## Stated goal
Return all lines below containing the word "System".

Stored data
━━━

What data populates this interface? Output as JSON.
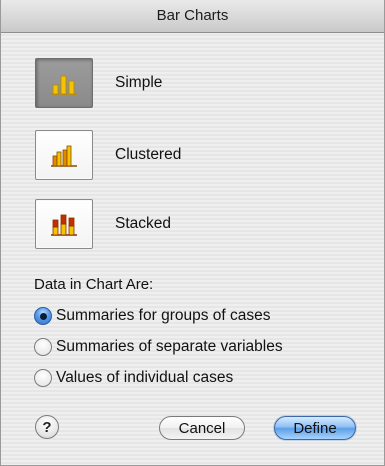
{
  "window": {
    "title": "Bar Charts"
  },
  "chart_types": [
    {
      "label": "Simple",
      "icon": "simple-bar-chart-icon",
      "selected": true
    },
    {
      "label": "Clustered",
      "icon": "clustered-bar-chart-icon",
      "selected": false
    },
    {
      "label": "Stacked",
      "icon": "stacked-bar-chart-icon",
      "selected": false
    }
  ],
  "data_section": {
    "label": "Data in Chart Are:",
    "options": [
      {
        "label": "Summaries for groups of cases",
        "checked": true
      },
      {
        "label": "Summaries of separate variables",
        "checked": false
      },
      {
        "label": "Values of individual cases",
        "checked": false
      }
    ]
  },
  "buttons": {
    "help_label": "?",
    "cancel_label": "Cancel",
    "define_label": "Define"
  },
  "colors": {
    "bar_yellow": "#f5c400",
    "bar_orange": "#e08a00",
    "bar_red": "#c03000",
    "define_blue": "#5e9fe6"
  }
}
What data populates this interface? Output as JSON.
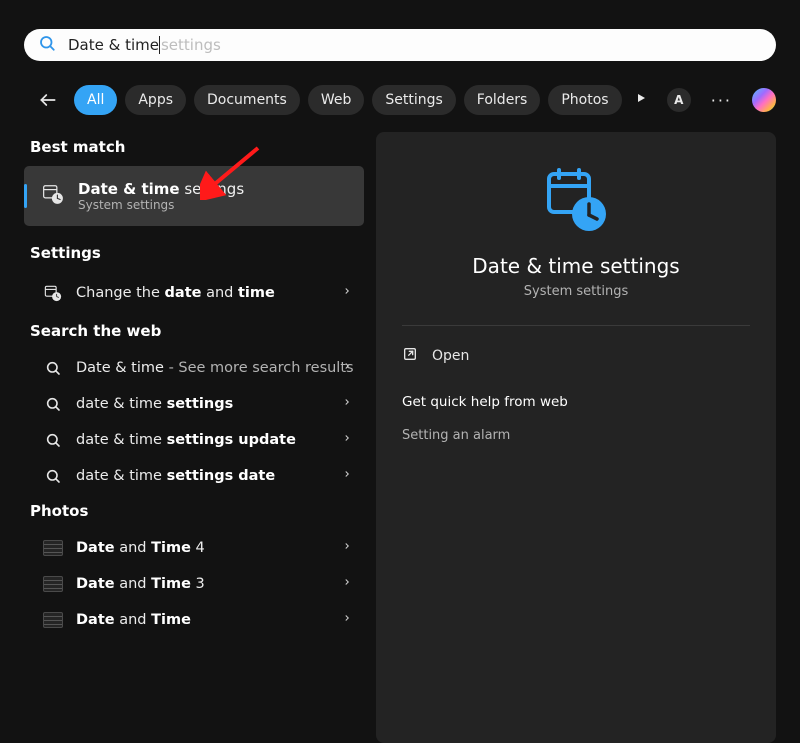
{
  "search": {
    "query": "Date & time",
    "ghost": " settings"
  },
  "filters": [
    "All",
    "Apps",
    "Documents",
    "Web",
    "Settings",
    "Folders",
    "Photos"
  ],
  "avatar_initial": "A",
  "left": {
    "best_match_label": "Best match",
    "best_match": {
      "title_prefix": "Date & time",
      "title_suffix": " settings",
      "subtitle": "System settings"
    },
    "settings_label": "Settings",
    "settings_items": [
      {
        "html": "Change the <b>date</b> and <b>time</b>"
      }
    ],
    "web_label": "Search the web",
    "web_items": [
      {
        "html": "Date & time <span class='dim'>- See more search results</span>"
      },
      {
        "html": "date & time <b>settings</b>"
      },
      {
        "html": "date & time <b>settings update</b>"
      },
      {
        "html": "date & time <b>settings date</b>"
      }
    ],
    "photos_label": "Photos",
    "photos_items": [
      {
        "html": "<b>Date</b> and <b>Time</b> 4"
      },
      {
        "html": "<b>Date</b> and <b>Time</b> 3"
      },
      {
        "html": "<b>Date</b> and <b>Time</b>"
      }
    ]
  },
  "panel": {
    "title": "Date & time settings",
    "subtitle": "System settings",
    "open": "Open",
    "help_header": "Get quick help from web",
    "help_link": "Setting an alarm"
  }
}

━━━

## Task result
      "subtitle": "System settings"
    "subtitle": "System settings",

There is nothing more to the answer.